Do this: Exact repetition of every entry is required.

= = = = = = =

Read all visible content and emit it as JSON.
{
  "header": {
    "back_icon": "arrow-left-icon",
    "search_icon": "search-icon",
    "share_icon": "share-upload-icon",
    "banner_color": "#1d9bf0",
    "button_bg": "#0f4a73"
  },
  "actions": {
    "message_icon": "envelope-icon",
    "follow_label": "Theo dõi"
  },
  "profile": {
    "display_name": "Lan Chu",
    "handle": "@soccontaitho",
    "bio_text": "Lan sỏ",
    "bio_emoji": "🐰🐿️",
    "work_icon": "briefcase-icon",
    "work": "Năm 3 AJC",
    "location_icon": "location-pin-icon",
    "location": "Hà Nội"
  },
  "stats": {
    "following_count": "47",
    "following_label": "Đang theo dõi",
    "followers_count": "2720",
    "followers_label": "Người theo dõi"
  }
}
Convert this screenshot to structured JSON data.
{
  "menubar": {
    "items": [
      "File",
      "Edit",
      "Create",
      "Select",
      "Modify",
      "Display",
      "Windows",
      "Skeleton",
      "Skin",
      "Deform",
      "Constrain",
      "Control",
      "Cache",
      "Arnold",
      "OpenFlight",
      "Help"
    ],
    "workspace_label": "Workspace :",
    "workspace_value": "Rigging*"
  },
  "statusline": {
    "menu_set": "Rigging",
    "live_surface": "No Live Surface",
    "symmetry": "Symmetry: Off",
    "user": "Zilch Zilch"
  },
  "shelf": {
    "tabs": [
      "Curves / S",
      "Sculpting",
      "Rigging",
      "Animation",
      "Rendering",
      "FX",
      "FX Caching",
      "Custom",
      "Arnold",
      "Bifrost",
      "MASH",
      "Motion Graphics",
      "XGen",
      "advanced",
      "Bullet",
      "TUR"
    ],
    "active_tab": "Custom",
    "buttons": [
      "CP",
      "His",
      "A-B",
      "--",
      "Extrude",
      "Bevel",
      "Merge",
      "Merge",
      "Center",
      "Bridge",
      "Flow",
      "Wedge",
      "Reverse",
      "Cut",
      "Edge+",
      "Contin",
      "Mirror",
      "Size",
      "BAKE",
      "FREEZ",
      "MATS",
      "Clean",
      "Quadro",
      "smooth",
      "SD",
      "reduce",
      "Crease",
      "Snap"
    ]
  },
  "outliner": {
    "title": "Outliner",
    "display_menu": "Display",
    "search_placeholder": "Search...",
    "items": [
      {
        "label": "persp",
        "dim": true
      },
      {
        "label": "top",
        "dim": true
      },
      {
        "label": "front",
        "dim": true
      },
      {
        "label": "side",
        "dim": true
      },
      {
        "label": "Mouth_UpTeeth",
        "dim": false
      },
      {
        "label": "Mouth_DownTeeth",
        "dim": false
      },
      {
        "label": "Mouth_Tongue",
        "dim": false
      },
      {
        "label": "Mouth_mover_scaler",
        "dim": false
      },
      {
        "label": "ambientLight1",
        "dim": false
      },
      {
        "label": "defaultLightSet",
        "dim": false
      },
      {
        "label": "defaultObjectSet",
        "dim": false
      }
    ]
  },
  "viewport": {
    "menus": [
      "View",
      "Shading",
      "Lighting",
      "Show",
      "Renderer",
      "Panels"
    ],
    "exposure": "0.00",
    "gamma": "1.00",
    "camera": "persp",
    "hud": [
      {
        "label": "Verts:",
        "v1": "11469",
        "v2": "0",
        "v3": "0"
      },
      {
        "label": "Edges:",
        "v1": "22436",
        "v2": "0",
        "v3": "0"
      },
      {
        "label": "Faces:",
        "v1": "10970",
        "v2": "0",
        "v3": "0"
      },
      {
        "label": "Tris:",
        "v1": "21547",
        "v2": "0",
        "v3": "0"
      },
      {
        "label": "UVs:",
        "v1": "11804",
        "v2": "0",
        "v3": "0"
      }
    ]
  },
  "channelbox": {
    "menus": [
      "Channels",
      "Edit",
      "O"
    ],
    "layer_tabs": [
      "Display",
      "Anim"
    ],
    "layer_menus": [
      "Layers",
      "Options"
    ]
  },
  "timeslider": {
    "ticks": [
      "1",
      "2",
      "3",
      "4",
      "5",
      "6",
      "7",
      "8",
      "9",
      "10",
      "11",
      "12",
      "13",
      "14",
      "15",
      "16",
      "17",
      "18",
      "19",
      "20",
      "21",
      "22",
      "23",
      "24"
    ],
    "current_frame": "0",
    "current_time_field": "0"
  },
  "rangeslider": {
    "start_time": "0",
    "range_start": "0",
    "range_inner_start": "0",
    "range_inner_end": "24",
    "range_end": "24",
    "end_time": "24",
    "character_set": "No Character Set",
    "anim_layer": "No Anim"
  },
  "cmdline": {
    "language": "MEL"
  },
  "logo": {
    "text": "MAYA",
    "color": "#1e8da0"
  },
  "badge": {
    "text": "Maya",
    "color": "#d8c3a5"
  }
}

= = = = = = =

Answer:
Read all visible content and emit it as JSON.
{
  "header": {
    "back_icon": "arrow-left-icon",
    "search_icon": "search-icon",
    "share_icon": "share-upload-icon",
    "banner_color": "#1d9bf0",
    "button_bg": "#0f4a73"
  },
  "actions": {
    "message_icon": "envelope-icon",
    "follow_label": "Theo dõi"
  },
  "profile": {
    "display_name": "Lan Chu",
    "handle": "@soccontaitho",
    "bio_text": "Lan sỏ",
    "bio_emoji": "🐰🐿️",
    "work_icon": "briefcase-icon",
    "work": "Năm 3 AJC",
    "location_icon": "location-pin-icon",
    "location": "Hà Nội"
  },
  "stats": {
    "following_count": "47",
    "following_label": "Đang theo dõi",
    "followers_count": "2720",
    "followers_label": "Người theo dõi"
  }
}
Convert this screenshot to structured JSON data.
{
  "menubar": {
    "items": [
      "File",
      "Edit",
      "Create",
      "Select",
      "Modify",
      "Display",
      "Windows",
      "Skeleton",
      "Skin",
      "Deform",
      "Constrain",
      "Control",
      "Cache",
      "Arnold",
      "OpenFlight",
      "Help"
    ],
    "workspace_label": "Workspace :",
    "workspace_value": "Rigging*"
  },
  "statusline": {
    "menu_set": "Rigging",
    "live_surface": "No Live Surface",
    "symmetry": "Symmetry: Off",
    "user": "Zilch Zilch"
  },
  "shelf": {
    "tabs": [
      "Curves / S",
      "Sculpting",
      "Rigging",
      "Animation",
      "Rendering",
      "FX",
      "FX Caching",
      "Custom",
      "Arnold",
      "Bifrost",
      "MASH",
      "Motion Graphics",
      "XGen",
      "advanced",
      "Bullet",
      "TUR"
    ],
    "active_tab": "Custom",
    "buttons": [
      "CP",
      "His",
      "A-B",
      "--",
      "Extrude",
      "Bevel",
      "Merge",
      "Merge",
      "Center",
      "Bridge",
      "Flow",
      "Wedge",
      "Reverse",
      "Cut",
      "Edge+",
      "Contin",
      "Mirror",
      "Size",
      "BAKE",
      "FREEZ",
      "MATS",
      "Clean",
      "Quadro",
      "smooth",
      "SD",
      "reduce",
      "Crease",
      "Snap"
    ]
  },
  "outliner": {
    "title": "Outliner",
    "display_menu": "Display",
    "search_placeholder": "Search...",
    "items": [
      {
        "label": "persp",
        "dim": true
      },
      {
        "label": "top",
        "dim": true
      },
      {
        "label": "front",
        "dim": true
      },
      {
        "label": "side",
        "dim": true
      },
      {
        "label": "Mouth_UpTeeth",
        "dim": false
      },
      {
        "label": "Mouth_DownTeeth",
        "dim": false
      },
      {
        "label": "Mouth_Tongue",
        "dim": false
      },
      {
        "label": "Mouth_mover_scaler",
        "dim": false
      },
      {
        "label": "ambientLight1",
        "dim": false
      },
      {
        "label": "defaultLightSet",
        "dim": false
      },
      {
        "label": "defaultObjectSet",
        "dim": false
      }
    ]
  },
  "viewport": {
    "menus": [
      "View",
      "Shading",
      "Lighting",
      "Show",
      "Renderer",
      "Panels"
    ],
    "exposure": "0.00",
    "gamma": "1.00",
    "camera": "persp",
    "hud": [
      {
        "label": "Verts:",
        "v1": "11469",
        "v2": "0",
        "v3": "0"
      },
      {
        "label": "Edges:",
        "v1": "22436",
        "v2": "0",
        "v3": "0"
      },
      {
        "label": "Faces:",
        "v1": "10970",
        "v2": "0",
        "v3": "0"
      },
      {
        "label": "Tris:",
        "v1": "21547",
        "v2": "0",
        "v3": "0"
      },
      {
        "label": "UVs:",
        "v1": "11804",
        "v2": "0",
        "v3": "0"
      }
    ]
  },
  "channelbox": {
    "menus": [
      "Channels",
      "Edit",
      "O"
    ],
    "layer_tabs": [
      "Display",
      "Anim"
    ],
    "layer_menus": [
      "Layers",
      "Options"
    ]
  },
  "timeslider": {
    "ticks": [
      "1",
      "2",
      "3",
      "4",
      "5",
      "6",
      "7",
      "8",
      "9",
      "10",
      "11",
      "12",
      "13",
      "14",
      "15",
      "16",
      "17",
      "18",
      "19",
      "20",
      "21",
      "22",
      "23",
      "24"
    ],
    "current_frame": "0",
    "current_time_field": "0"
  },
  "rangeslider": {
    "start_time": "0",
    "range_start": "0",
    "range_inner_start": "0",
    "range_inner_end": "24",
    "range_end": "24",
    "end_time": "24",
    "character_set": "No Character Set",
    "anim_layer": "No Anim"
  },
  "cmdline": {
    "language": "MEL"
  },
  "logo": {
    "text": "MAYA",
    "color": "#1e8da0"
  },
  "badge": {
    "text": "Maya",
    "color": "#d8c3a5"
  }
}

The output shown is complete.